_Exercise task_. Rename "field-label" to "form-label" in the lines between the one holding "278, 157, 295]" and the one holding "446, 797, 467]", inclusive. Give back only those lines, with everything else left as it is.

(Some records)
>>>>>

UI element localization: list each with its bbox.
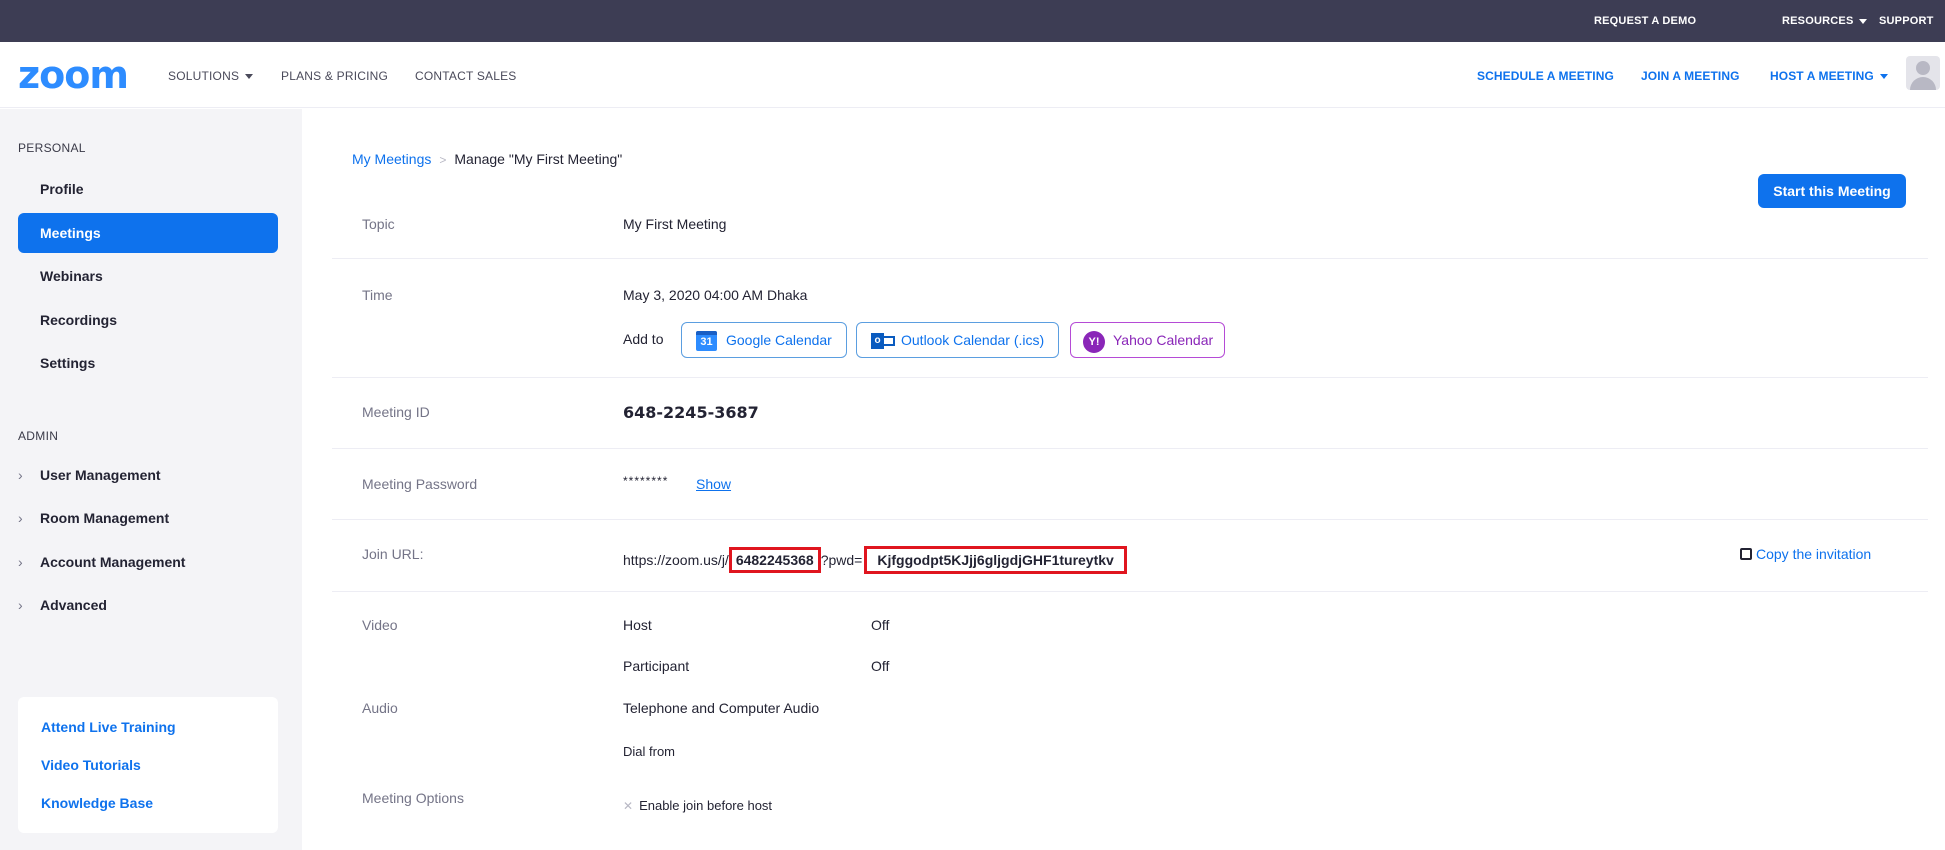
sidebar-item-account-management[interactable]: › Account Management — [18, 554, 185, 570]
time-label: Time — [362, 287, 393, 303]
meeting-password-value: ******** — [623, 474, 669, 488]
divider — [332, 448, 1928, 449]
meeting-id-label: Meeting ID — [362, 404, 430, 420]
video-host-value: Off — [871, 617, 890, 633]
video-host-label: Host — [623, 617, 652, 633]
outlook-calendar-button[interactable]: o Outlook Calendar (.ics) — [856, 322, 1059, 358]
plans-pricing-link[interactable]: PLANS & PRICING — [281, 69, 388, 83]
copy-invitation-link[interactable]: Copy the invitation — [1740, 546, 1871, 562]
zoom-logo[interactable]: zoom — [18, 56, 129, 94]
join-url-label: Join URL: — [362, 546, 424, 562]
chevron-down-icon — [245, 74, 254, 80]
outlook-calendar-label: Outlook Calendar (.ics) — [901, 332, 1045, 348]
divider — [332, 519, 1928, 520]
breadcrumb-separator: > — [439, 153, 447, 167]
knowledge-base-link[interactable]: Knowledge Base — [41, 795, 153, 811]
google-calendar-label: Google Calendar — [726, 332, 832, 348]
chevron-down-icon — [1879, 74, 1888, 80]
breadcrumb-my-meetings[interactable]: My Meetings — [352, 151, 431, 167]
help-links-box: Attend Live Training Video Tutorials Kno… — [18, 697, 278, 833]
yahoo-icon: Y! — [1083, 331, 1105, 353]
copy-icon — [1740, 548, 1752, 560]
join-url-prefix: https://zoom.us/j/ — [623, 552, 729, 568]
request-demo-link[interactable]: REQUEST A DEMO — [1594, 15, 1696, 27]
solutions-menu[interactable]: SOLUTIONS — [168, 69, 254, 83]
chevron-right-icon: › — [18, 554, 23, 570]
sidebar-item-recordings[interactable]: Recordings — [18, 300, 278, 340]
sidebar-item-settings[interactable]: Settings — [18, 343, 278, 383]
yahoo-calendar-label: Yahoo Calendar — [1113, 332, 1214, 348]
divider — [332, 377, 1928, 378]
option-join-before-host: ✕ Enable join before host — [623, 798, 772, 813]
sidebar-item-user-management[interactable]: › User Management — [18, 467, 161, 483]
dial-from-label: Dial from — [623, 744, 676, 759]
video-label: Video — [362, 617, 398, 633]
sidebar-heading-personal: PERSONAL — [18, 141, 86, 155]
sidebar-item-advanced[interactable]: › Advanced — [18, 597, 107, 613]
sidebar-item-label: Account Management — [40, 554, 186, 570]
topic-label: Topic — [362, 216, 395, 232]
breadcrumb: My Meetings > Manage "My First Meeting" — [352, 151, 622, 167]
join-url-meeting-id-highlight: 6482245368 — [728, 547, 821, 573]
meeting-options-label: Meeting Options — [362, 790, 464, 806]
chevron-down-icon — [1859, 18, 1868, 24]
sidebar: PERSONAL Profile Meetings Webinars Recor… — [0, 109, 302, 850]
start-meeting-button[interactable]: Start this Meeting — [1758, 174, 1906, 208]
support-link[interactable]: SUPPORT — [1879, 15, 1934, 27]
video-participant-label: Participant — [623, 658, 690, 674]
join-url-password-highlight: Kjfggodpt5KJjj6gljgdjGHF1tureytkv — [864, 546, 1127, 574]
solutions-label: SOLUTIONS — [168, 69, 240, 83]
meeting-password-label: Meeting Password — [362, 476, 478, 492]
divider — [332, 591, 1928, 592]
topic-value: My First Meeting — [623, 216, 727, 232]
join-url[interactable]: https://zoom.us/j/6482245368 ?pwd= Kjfggod… — [623, 546, 1127, 574]
yahoo-calendar-button[interactable]: Y! Yahoo Calendar — [1070, 322, 1225, 358]
sidebar-item-meetings[interactable]: Meetings — [18, 213, 278, 253]
chevron-right-icon: › — [18, 597, 23, 613]
sidebar-item-label: Room Management — [40, 510, 170, 526]
meeting-id-value: 648-2245-3687 — [623, 403, 759, 422]
resources-label: RESOURCES — [1782, 15, 1854, 27]
google-calendar-button[interactable]: 31 Google Calendar — [681, 322, 847, 358]
sidebar-item-label: Advanced — [40, 597, 107, 613]
breadcrumb-current: Manage "My First Meeting" — [454, 151, 623, 167]
sidebar-item-profile[interactable]: Profile — [18, 169, 278, 209]
chevron-right-icon: › — [18, 467, 23, 483]
show-password-link[interactable]: Show — [696, 476, 731, 492]
divider — [332, 258, 1928, 259]
top-utility-bar: REQUEST A DEMO RESOURCES SUPPORT — [0, 0, 1945, 42]
outlook-icon: o — [871, 331, 895, 351]
close-icon: ✕ — [623, 799, 634, 813]
audio-value: Telephone and Computer Audio — [623, 700, 820, 716]
join-meeting-link[interactable]: JOIN A MEETING — [1641, 69, 1740, 83]
copy-invitation-label: Copy the invitation — [1756, 546, 1872, 562]
option-label: Enable join before host — [639, 798, 773, 813]
sidebar-heading-admin: ADMIN — [18, 429, 59, 443]
main-navigation: zoom SOLUTIONS PLANS & PRICING CONTACT S… — [0, 42, 1945, 108]
video-participant-value: Off — [871, 658, 890, 674]
schedule-meeting-link[interactable]: SCHEDULE A MEETING — [1477, 69, 1614, 83]
sidebar-item-label: User Management — [40, 467, 161, 483]
attend-live-training-link[interactable]: Attend Live Training — [41, 719, 176, 735]
google-calendar-icon: 31 — [696, 331, 717, 351]
contact-sales-link[interactable]: CONTACT SALES — [415, 69, 517, 83]
add-to-label: Add to — [623, 331, 664, 347]
time-value: May 3, 2020 04:00 AM Dhaka — [623, 287, 808, 303]
resources-menu[interactable]: RESOURCES — [1782, 15, 1868, 27]
video-tutorials-link[interactable]: Video Tutorials — [41, 757, 141, 773]
sidebar-item-webinars[interactable]: Webinars — [18, 256, 278, 296]
sidebar-item-room-management[interactable]: › Room Management — [18, 510, 169, 526]
audio-label: Audio — [362, 700, 398, 716]
host-meeting-menu[interactable]: HOST A MEETING — [1770, 69, 1888, 83]
join-url-pwd-prefix: ?pwd= — [820, 552, 863, 568]
host-meeting-label: HOST A MEETING — [1770, 69, 1874, 83]
avatar-icon[interactable] — [1906, 56, 1940, 90]
chevron-right-icon: › — [18, 510, 23, 526]
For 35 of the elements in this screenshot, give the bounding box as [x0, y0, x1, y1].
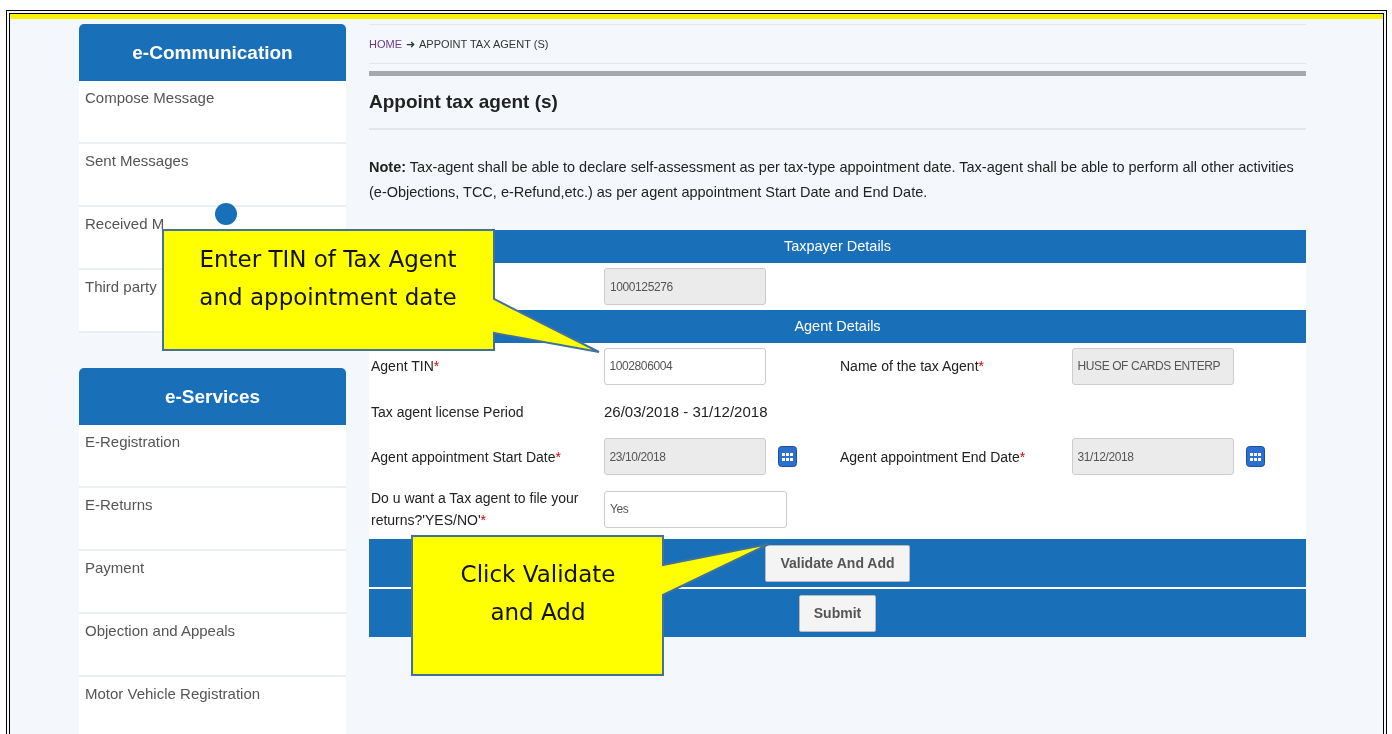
sidebar-item[interactable]: Third party	[85, 278, 157, 295]
input-field[interactable]: HUSE OF CARDS ENTERP	[1071, 347, 1234, 385]
callout-text: Click Validate and Add	[459, 560, 617, 627]
sidebar-header: e-Communication	[79, 24, 346, 81]
badge	[215, 203, 237, 225]
submit-button[interactable]: Submit	[798, 594, 877, 632]
input-field[interactable]: 1000125276	[604, 268, 766, 305]
sidebar-item[interactable]: Objection and Appeals	[85, 622, 236, 639]
sidebar-item[interactable]: Received M	[85, 215, 165, 232]
breadcrumb-current: APPOINT TAX AGENT (S)	[419, 38, 549, 50]
field-label: Tax agent license Period	[371, 403, 524, 420]
sidebar-item[interactable]: E-Registration	[85, 433, 181, 450]
input-field[interactable]: Yes	[604, 490, 787, 528]
sidebar-item[interactable]: Compose Message	[85, 89, 215, 106]
page-title: Appoint tax agent (s)	[369, 91, 558, 113]
field-value: 26/03/2018 - 31/12/2018	[604, 403, 768, 420]
field-label: Agent TIN*	[371, 358, 440, 374]
note-text: Note: Tax-agent shall be able to declare self-assessment as per tax-type appointment date. Tax-agent shall be able to perform all other activities (e-Objections, TCC, e-Refund,etc.) as per agent appointment Start Date and End Date.	[369, 158, 1295, 202]
field-label: Agent appointment Start Date*	[371, 448, 561, 465]
breadcrumb-separator: ➜	[406, 37, 415, 51]
calendar-icon[interactable]	[777, 446, 797, 467]
field-label: Do u want a Tax agent to file your returns?'YES/NO'*	[371, 490, 579, 528]
sidebar-item[interactable]: E-Returns	[85, 496, 153, 513]
validate-button[interactable]: Validate And Add	[765, 544, 910, 582]
sidebar-item[interactable]: Motor Vehicle Registration	[85, 685, 261, 702]
breadcrumb-link[interactable]: HOME	[369, 38, 402, 50]
field-label: Agent appointment End Date*	[840, 448, 1026, 465]
sidebar-item[interactable]: Sent Messages	[85, 152, 189, 169]
calendar-icon[interactable]	[1245, 446, 1265, 467]
input-field[interactable]: 23/10/2018	[603, 438, 766, 475]
sidebar-header: e-Services	[79, 368, 346, 425]
sidebar-item[interactable]: Payment	[85, 559, 145, 576]
input-field[interactable]: 31/12/2018	[1071, 438, 1234, 475]
field-label: Name of the tax Agent*	[840, 358, 984, 374]
input-field[interactable]: 1002806004	[603, 347, 766, 385]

<<<<<

_Written reply_.
sidebar-item[interactable]: Third party	[85, 278, 157, 295]
input-field[interactable]: HUSE OF CARDS ENTERP	[1071, 347, 1234, 385]
callout-text: Click Validate and Add	[459, 560, 617, 627]
sidebar-header: e-Communication	[79, 24, 346, 81]
badge	[215, 203, 237, 225]
submit-button[interactable]: Submit	[798, 594, 877, 632]
input-field[interactable]: 1000125276	[604, 268, 766, 305]
sidebar-item[interactable]: Objection and Appeals	[85, 622, 236, 639]
sidebar-item[interactable]: Received M	[85, 215, 165, 232]
breadcrumb-current: APPOINT TAX AGENT (S)	[419, 38, 549, 50]
form-label: Tax agent license Period	[371, 403, 524, 420]
sidebar-item[interactable]: E-Registration	[85, 433, 181, 450]
input-field[interactable]: Yes	[604, 490, 787, 528]
sidebar-item[interactable]: Compose Message	[85, 89, 215, 106]
page-title: Appoint tax agent (s)	[369, 91, 558, 113]
field-value: 26/03/2018 - 31/12/2018	[604, 403, 768, 420]
form-label: Agent TIN*	[371, 358, 440, 374]
note-text: Note: Tax-agent shall be able to declare self-assessment as per tax-type appointment date. Tax-agent shall be able to perform all other activities (e-Objections, TCC, e-Refund,etc.) as per agent appointment Start Date and End Date.	[369, 158, 1295, 202]
form-label: Agent appointment Start Date*	[371, 448, 561, 465]
breadcrumb-separator: ➜	[406, 37, 415, 51]
calendar-icon[interactable]	[777, 446, 797, 467]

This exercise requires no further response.